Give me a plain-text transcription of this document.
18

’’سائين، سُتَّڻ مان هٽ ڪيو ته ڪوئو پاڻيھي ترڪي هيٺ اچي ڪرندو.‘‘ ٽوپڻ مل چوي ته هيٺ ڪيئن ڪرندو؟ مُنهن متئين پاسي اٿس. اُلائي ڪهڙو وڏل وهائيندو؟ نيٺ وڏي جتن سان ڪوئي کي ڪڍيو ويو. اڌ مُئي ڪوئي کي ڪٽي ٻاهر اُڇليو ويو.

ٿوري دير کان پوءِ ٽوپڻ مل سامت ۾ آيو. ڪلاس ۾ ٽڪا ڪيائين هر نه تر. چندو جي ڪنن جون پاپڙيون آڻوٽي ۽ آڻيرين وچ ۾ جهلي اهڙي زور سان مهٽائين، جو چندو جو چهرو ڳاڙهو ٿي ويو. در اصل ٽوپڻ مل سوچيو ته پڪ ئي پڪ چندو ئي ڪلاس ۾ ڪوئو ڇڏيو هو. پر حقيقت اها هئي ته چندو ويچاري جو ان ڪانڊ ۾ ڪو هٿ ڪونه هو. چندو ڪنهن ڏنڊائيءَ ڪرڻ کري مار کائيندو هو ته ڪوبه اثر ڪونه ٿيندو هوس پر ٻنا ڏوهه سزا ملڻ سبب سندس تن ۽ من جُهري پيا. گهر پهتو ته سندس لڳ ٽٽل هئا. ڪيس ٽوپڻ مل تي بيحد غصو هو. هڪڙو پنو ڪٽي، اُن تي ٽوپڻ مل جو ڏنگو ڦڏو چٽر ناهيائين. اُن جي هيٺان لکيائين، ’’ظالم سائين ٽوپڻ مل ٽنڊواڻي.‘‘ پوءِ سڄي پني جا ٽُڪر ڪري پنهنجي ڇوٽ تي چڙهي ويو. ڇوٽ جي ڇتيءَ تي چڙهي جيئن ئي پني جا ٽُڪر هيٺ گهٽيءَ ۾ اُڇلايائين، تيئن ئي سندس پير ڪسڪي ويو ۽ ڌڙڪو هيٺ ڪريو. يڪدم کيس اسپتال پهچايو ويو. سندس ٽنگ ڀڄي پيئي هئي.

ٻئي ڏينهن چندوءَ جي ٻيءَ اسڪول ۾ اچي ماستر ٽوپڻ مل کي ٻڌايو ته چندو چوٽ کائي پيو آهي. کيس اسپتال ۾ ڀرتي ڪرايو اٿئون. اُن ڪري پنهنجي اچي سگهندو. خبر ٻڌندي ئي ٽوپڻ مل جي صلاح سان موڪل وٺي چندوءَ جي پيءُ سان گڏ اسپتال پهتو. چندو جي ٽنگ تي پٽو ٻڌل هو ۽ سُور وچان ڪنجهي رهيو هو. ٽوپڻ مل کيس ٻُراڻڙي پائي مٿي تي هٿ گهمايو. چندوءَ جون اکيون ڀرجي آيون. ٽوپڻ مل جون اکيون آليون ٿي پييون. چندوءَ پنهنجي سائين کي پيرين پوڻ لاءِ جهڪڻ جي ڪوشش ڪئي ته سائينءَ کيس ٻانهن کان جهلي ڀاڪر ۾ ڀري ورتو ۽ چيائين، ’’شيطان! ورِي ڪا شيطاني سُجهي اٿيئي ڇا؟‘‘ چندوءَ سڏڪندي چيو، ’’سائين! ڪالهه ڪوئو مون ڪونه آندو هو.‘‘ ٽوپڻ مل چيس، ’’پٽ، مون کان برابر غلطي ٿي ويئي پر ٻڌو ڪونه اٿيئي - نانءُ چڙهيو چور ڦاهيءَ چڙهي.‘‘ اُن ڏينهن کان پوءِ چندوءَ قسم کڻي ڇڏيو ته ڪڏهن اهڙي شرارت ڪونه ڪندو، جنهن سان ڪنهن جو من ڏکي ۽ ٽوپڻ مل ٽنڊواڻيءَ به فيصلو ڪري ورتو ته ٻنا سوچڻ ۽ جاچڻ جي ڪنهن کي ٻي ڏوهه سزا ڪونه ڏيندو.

* * * * *

Prompt –
Which lines contain "ڪونه"? Show each of them.

Output for this task –
ٿوري دير کان پوءِ ٽوپڻ مل سامت ۾ آيو. ڪلاس ۾ ٽڪا ڪيائين هر نه تر. چندو جي ڪنن جون پاپڙيون آڻوٽي ۽ آڻيرين وچ ۾ جهلي اهڙي زور سان مهٽائين، جو چندو جو چهرو ڳاڙهو ٿي ويو. در اصل ٽوپڻ مل سوچيو ته پڪ ئي پڪ چندو ئي ڪلاس ۾ ڪوئو ڇڏيو هو. پر حقيقت اها هئي ته چندو ويچاري جو ان ڪانڊ ۾ ڪو هٿ ڪونه هو. چندو ڪنهن ڏنڊائيءَ ڪرڻ کري مار کائيندو هو ته ڪوبه اثر ڪونه ٿيندو هوس پر ٻنا ڏوهه سزا ملڻ سبب سندس تن ۽ من جُهري پيا. گهر پهتو ته سندس لڳ ٽٽل هئا. ڪيس ٽوپڻ مل تي بيحد غصو هو. هڪڙو پنو ڪٽي، اُن تي ٽوپڻ مل جو ڏنگو ڦڏو چٽر ناهيائين. اُن جي هيٺان لکيائين، ’’ظالم سائين ٽوپڻ مل ٽنڊواڻي.‘‘ پوءِ سڄي پني جا ٽُڪر ڪري پنهنجي ڇوٽ تي چڙهي ويو. ڇوٽ جي ڇتيءَ تي چڙهي جيئن ئي پني جا ٽُڪر هيٺ گهٽيءَ ۾ اُڇلايائين، تيئن ئي سندس پير ڪسڪي ويو ۽ ڌڙڪو هيٺ ڪريو. يڪدم کيس اسپتال پهچايو ويو. سندس ٽنگ ڀڄي پيئي هئي.
ٻئي ڏينهن چندوءَ جي ٻيءَ اسڪول ۾ اچي ماستر ٽوپڻ مل کي ٻڌايو ته چندو چوٽ کائي پيو آهي. کيس اسپتال ۾ ڀرتي ڪرايو اٿئون. اُن ڪري پنهنجي اچي سگهندو. خبر ٻڌندي ئي ٽوپڻ مل جي صلاح سان موڪل وٺي چندوءَ جي پيءُ سان گڏ اسپتال پهتو. چندو جي ٽنگ تي پٽو ٻڌل هو ۽ سُور وچان ڪنجهي رهيو هو. ٽوپڻ مل کيس ٻُراڻڙي پائي مٿي تي هٿ گهمايو. چندوءَ جون اکيون ڀرجي آيون. ٽوپڻ مل جون اکيون آليون ٿي پييون. چندوءَ پنهنجي سائين کي پيرين پوڻ لاءِ جهڪڻ جي ڪوشش ڪئي ته سائينءَ کيس ٻانهن کان جهلي ڀاڪر ۾ ڀري ورتو ۽ چيائين، ’’شيطان! ورِي ڪا شيطاني سُجهي اٿيئي ڇا؟‘‘ چندوءَ سڏڪندي چيو، ’’سائين! ڪالهه ڪوئو مون ڪونه آندو هو.‘‘ ٽوپڻ مل چيس، ’’پٽ، مون کان برابر غلطي ٿي ويئي پر ٻڌو ڪونه اٿيئي - نانءُ چڙهيو چور ڦاهيءَ چڙهي.‘‘ اُن ڏينهن کان پوءِ چندوءَ قسم کڻي ڇڏيو ته ڪڏهن اهڙي شرارت ڪونه ڪندو، جنهن سان ڪنهن جو من ڏکي ۽ ٽوپڻ مل ٽنڊواڻيءَ به فيصلو ڪري ورتو ته ٻنا سوچڻ ۽ جاچڻ جي ڪنهن کي ٻي ڏوهه سزا ڪونه ڏيندو.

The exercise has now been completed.